(Dataset rows)
= = =

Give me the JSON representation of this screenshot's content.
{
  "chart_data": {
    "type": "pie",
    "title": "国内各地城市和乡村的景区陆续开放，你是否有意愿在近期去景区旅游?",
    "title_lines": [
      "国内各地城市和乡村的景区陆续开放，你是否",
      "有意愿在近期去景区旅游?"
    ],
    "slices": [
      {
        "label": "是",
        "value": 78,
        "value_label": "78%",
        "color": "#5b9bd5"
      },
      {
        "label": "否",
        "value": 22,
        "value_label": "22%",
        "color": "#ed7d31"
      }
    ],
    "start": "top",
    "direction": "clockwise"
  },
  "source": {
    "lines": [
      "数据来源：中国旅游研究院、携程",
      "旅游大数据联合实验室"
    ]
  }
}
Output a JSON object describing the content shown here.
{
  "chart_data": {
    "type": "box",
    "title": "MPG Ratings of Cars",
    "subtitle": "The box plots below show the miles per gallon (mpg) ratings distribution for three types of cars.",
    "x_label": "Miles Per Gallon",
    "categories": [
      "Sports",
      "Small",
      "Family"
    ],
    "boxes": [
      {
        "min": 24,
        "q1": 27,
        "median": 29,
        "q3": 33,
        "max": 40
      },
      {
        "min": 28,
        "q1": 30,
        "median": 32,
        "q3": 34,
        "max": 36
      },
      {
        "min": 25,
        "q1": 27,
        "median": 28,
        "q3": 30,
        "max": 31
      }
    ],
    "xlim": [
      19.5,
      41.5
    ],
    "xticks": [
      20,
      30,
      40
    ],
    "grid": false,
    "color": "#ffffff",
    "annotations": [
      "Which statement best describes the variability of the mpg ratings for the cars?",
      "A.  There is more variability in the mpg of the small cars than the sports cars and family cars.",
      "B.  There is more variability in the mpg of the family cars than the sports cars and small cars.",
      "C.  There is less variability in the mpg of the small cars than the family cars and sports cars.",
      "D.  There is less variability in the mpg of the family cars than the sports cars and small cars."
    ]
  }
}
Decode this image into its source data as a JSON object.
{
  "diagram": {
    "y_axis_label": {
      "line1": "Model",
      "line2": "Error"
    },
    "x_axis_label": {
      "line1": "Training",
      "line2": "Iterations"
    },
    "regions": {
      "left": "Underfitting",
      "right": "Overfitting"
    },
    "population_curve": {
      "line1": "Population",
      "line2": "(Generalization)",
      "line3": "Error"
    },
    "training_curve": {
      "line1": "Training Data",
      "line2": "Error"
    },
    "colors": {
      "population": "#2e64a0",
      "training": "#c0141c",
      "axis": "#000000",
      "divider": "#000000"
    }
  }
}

= = =

Write out the entire listing exactly.

Give me the JSON representation of this screenshot's content.
{
  "chart_data": {
    "type": "pie",
    "title": "国内各地城市和乡村的景区陆续开放，你是否有意愿在近期去景区旅游?",
    "title_lines": [
      "国内各地城市和乡村的景区陆续开放，你是否",
      "有意愿在近期去景区旅游?"
    ],
    "slices": [
      {
        "label": "是",
        "value": 78,
        "value_label": "78%",
        "color": "#5b9bd5"
      },
      {
        "label": "否",
        "value": 22,
        "value_label": "22%",
        "color": "#ed7d31"
      }
    ],
    "start": "top",
    "direction": "clockwise"
  },
  "source": {
    "lines": [
      "数据来源：中国旅游研究院、携程",
      "旅游大数据联合实验室"
    ]
  }
}
Output a JSON object describing the content shown here.
{
  "chart_data": {
    "type": "box",
    "title": "MPG Ratings of Cars",
    "subtitle": "The box plots below show the miles per gallon (mpg) ratings distribution for three types of cars.",
    "x_label": "Miles Per Gallon",
    "categories": [
      "Sports",
      "Small",
      "Family"
    ],
    "boxes": [
      {
        "min": 24,
        "q1": 27,
        "median": 29,
        "q3": 33,
        "max": 40
      },
      {
        "min": 28,
        "q1": 30,
        "median": 32,
        "q3": 34,
        "max": 36
      },
      {
        "min": 25,
        "q1": 27,
        "median": 28,
        "q3": 30,
        "max": 31
      }
    ],
    "xlim": [
      19.5,
      41.5
    ],
    "xticks": [
      20,
      30,
      40
    ],
    "grid": false,
    "color": "#ffffff",
    "annotations": [
      "Which statement best describes the variability of the mpg ratings for the cars?",
      "A.  There is more variability in the mpg of the small cars than the sports cars and family cars.",
      "B.  There is more variability in the mpg of the family cars than the sports cars and small cars.",
      "C.  There is less variability in the mpg of the small cars than the family cars and sports cars.",
      "D.  There is less variability in the mpg of the family cars than the sports cars and small cars."
    ]
  }
}
Decode this image into its source data as a JSON object.
{
  "diagram": {
    "y_axis_label": {
      "line1": "Model",
      "line2": "Error"
    },
    "x_axis_label": {
      "line1": "Training",
      "line2": "Iterations"
    },
    "regions": {
      "left": "Underfitting",
      "right": "Overfitting"
    },
    "population_curve": {
      "line1": "Population",
      "line2": "(Generalization)",
      "line3": "Error"
    },
    "training_curve": {
      "line1": "Training Data",
      "line2": "Error"
    },
    "colors": {
      "population": "#2e64a0",
      "training": "#c0141c",
      "axis": "#000000",
      "divider": "#000000"
    }
  }
}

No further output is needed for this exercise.